#### Fragmento para leer ####

Dios, fuente de vida, amor y esperanza

La liturgia de la palabra inició este domingo con la lectura del profeta Isaías. En nombre de Dios, el profeta ofrece agua abundante a los sedientos; a los que tienen hambre, pan y vino gratuito, sin pagar. Todos ustedes, los que tienen sed, vengan por agua; y los que no tienen dinero, vengan, tomen trigo y coman; tomen vino y leche sin pagar. Bajo esta imagen de la comida gratuita se expresa la realidad de la abundancia del don de Dios.

Dios es la fuente abundante de vida, de amor, de esperanza. Nuestra relación con Dios es posible, no porque nosotros nos acerquemos a Dios, sino porque él se acerca a nosotros. La benevolencia de Dios hacia nosotros no es la respuesta divina al esfuerzo de persuasión humano; es la actitud con la que él se inclina hacia nosotros y suscita nuestra respuesta de fe y obediencia. Por eso también hemos declarado en el salmo responsorial: abres, Señor, tu mano y nos sacias de favores.

####

- **Objetivos**
1: Según el texto sobre el don de Dios, ¿de qué realidades es Dios la fuente abundante? Enuméralas todas.
2: En el texto sobre el don de Dios, ¿qué profeta se leyó al comienzo de la liturgia de la palabra?
3: Prosigue el texto sobre el don de Dios a partir de su última oración.

#### Datos del conjunto ####

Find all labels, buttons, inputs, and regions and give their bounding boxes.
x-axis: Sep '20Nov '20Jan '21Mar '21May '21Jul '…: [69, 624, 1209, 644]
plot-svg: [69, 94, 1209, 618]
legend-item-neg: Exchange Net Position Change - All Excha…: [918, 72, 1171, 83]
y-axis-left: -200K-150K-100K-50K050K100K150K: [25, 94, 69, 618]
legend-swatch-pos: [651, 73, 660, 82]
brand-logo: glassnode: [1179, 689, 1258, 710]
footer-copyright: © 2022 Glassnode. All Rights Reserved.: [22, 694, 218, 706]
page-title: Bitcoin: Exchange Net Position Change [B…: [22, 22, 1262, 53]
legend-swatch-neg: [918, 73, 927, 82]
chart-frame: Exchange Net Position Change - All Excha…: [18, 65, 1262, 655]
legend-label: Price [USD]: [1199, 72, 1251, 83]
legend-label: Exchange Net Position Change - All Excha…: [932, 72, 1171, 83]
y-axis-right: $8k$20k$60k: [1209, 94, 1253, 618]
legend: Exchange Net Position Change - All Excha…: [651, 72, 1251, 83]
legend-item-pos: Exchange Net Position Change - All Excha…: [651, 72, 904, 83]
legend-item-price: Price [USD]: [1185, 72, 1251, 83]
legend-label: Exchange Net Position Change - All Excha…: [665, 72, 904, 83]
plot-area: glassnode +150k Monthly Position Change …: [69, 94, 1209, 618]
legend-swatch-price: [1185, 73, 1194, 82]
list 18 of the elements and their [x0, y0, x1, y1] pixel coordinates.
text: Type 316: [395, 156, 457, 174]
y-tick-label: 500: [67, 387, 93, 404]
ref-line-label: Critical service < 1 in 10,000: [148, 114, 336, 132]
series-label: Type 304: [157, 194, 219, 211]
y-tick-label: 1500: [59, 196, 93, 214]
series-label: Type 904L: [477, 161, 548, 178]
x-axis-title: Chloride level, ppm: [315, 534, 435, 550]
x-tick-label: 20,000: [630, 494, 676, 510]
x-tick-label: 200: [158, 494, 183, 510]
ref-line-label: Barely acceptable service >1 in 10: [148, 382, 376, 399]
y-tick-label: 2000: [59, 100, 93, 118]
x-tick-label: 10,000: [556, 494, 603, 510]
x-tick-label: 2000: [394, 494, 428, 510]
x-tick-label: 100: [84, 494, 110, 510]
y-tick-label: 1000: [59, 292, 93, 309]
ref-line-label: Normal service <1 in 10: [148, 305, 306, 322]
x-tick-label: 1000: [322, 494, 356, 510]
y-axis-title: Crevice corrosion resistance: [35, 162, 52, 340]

####

- **Respuestas**
1: Vida, amor y esperanza.

2: El profeta Isaías.

3:
Pienso muchos que se llaman cristianos no han logrado comprender verdaderamente el significado de la fe, porque no han descubierto todavía que la existencia cristiana es gracia, es respuesta a un don previo de Dios. Muchas personas que se llaman cristianas tienen con Dios una relación mercantil. Piensan a Dios como un Señor todopoderoso, ciertamente, pero que se hace de rogar, que da sus dones como premio y recompensa a cambio de una prestación que le brindamos sea una oración, una ofrenda, un acto de piedad esforzado. En realidad la relación con Dios, como nos enseña Jesús, está planteada al revés. No somos nosotros los que debemos convencer a Dios de que sea bueno con nosotros y nos haga algún favor; es Dios quien primero se inclina hacia nosotros para persuadirnos de que confiemos en él, de que lo amemos como él ya nos ama, de que respondamos a su amor con amor.

Dios acepta y acoge nuestras oraciones, ofrendas y actos de piedad, incluso los que requieren esfuerzo, pero siempre como nuestra respuesta agradecida por el don previo de sabernos acogidos y perdonados por Dios.
El relato de la multiplicación de los panes que hoy hemos escuchado en el evangelio tiene el mismo mensaje. Según el evangelista san Mateo, al enterarse de cómo Juan el Bautista había sido ejecutado por Herodes, Jesús, que había estado un tiempo con él, se retira de la vista pública a un lugar apartado, como medida de seguridad.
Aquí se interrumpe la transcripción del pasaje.